Copy out all the lines in the records that include the word "down".

----------------

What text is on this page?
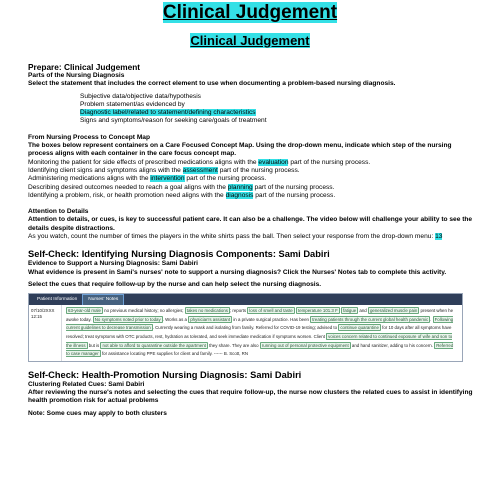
Clinical Judgement
Clinical Judgement
Prepare: Clinical Judgement
Parts of the Nursing Diagnosis
Select the statement that includes the correct element to use when documenting a problem-based nursing diagnosis.
Subjective data/objective data/hypothesis
Problem statement/as evidenced by
Diagnostic label/related to statement/defining characteristics
Signs and symptoms/reason for seeking care/goals of treatment
From Nursing Process to Concept Map
The boxes below represent containers on a Care Focused Concept Map. Using the drop-down menu, indicate which step of the nursing process aligns with each container in the care focus concept map.
Monitoring the patient for side effects of prescribed medications aligns with the evaluation part of the nursing process.
Identifying client signs and symptoms aligns with the assessment part of the nursing process.
Administering medications aligns with the intervention part of the nursing process.
Describing desired outcomes needed to reach a goal aligns with the planning part of the nursing process.
Identifying a problem, risk, or health promotion need aligns with the diagnosis part of the nursing process.
Attention to Details
Attention to details, or cues, is key to successful patient care. It can also be a challenge. The video below will challenge your ability to see the details despite distractions.
As you watch, count the number of times the players in the white shirts pass the ball. Then select your response from the drop-down menu: 13
Self-Check: Identifying Nursing Diagnosis Components: Sami Dabiri
Evidence to Support a Nursing Diagnosis: Sami Dabiri
What evidence is present in Sami's nurses' note to support a nursing diagnosis? Click the Nurses' Notes tab to complete this activity.
Select the cues that require follow-up by the nurse and can help select the nursing diagnosis.
Patient Information	Nurses' Notes
07/10/2XXX
12:15
63-year-old male no previous medical history; no allergies; takes no medications ; reports loss of smell and taste temperature 101.3 F fatigue and generalized muscle pain present when he awoke today. No symptoms noted prior to today . Works as a physician's assistant in a private surgical practice. Has been treating patients through the current global health pandemic . Following current guidelines to decrease transmission . Currently wearing a mask and isolating from family. Referred for COVID-19 testing; advised to continue quarantine for 10 days after all symptoms have resolved; treat symptoms with OTC products, rest, hydration as tolerated, and seek immediate medication if symptoms worsen. Client voices concern related to continued exposure of wife and son to the illness but is not able to afford to quarantine outside the apartment they share. They are also running out of personal protective equipment and hand sanitizer, adding to his concern. Referred to case manager for assistance locating PPE supplies for client and family. ------ B. Scott, RN
Self-Check: Health-Promotion Nursing Diagnosis: Sami Dabiri
Clustering Related Cues: Sami Dabiri
After reviewing the nurse's notes and selecting the cues that require follow-up, the nurse now clusters the related cues to assist in identifying health promotion risk for actual problems
Note: Some cues may apply to both clusters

----------------

## Exercise result
The boxes below represent containers on a Care Focused Concept Map. Using the drop-down menu, indicate which step of the nursing process aligns with each container in the care focus concept map.
As you watch, count the number of times the players in the white shirts pass the ball. Then select your response from the drop-down menu: 13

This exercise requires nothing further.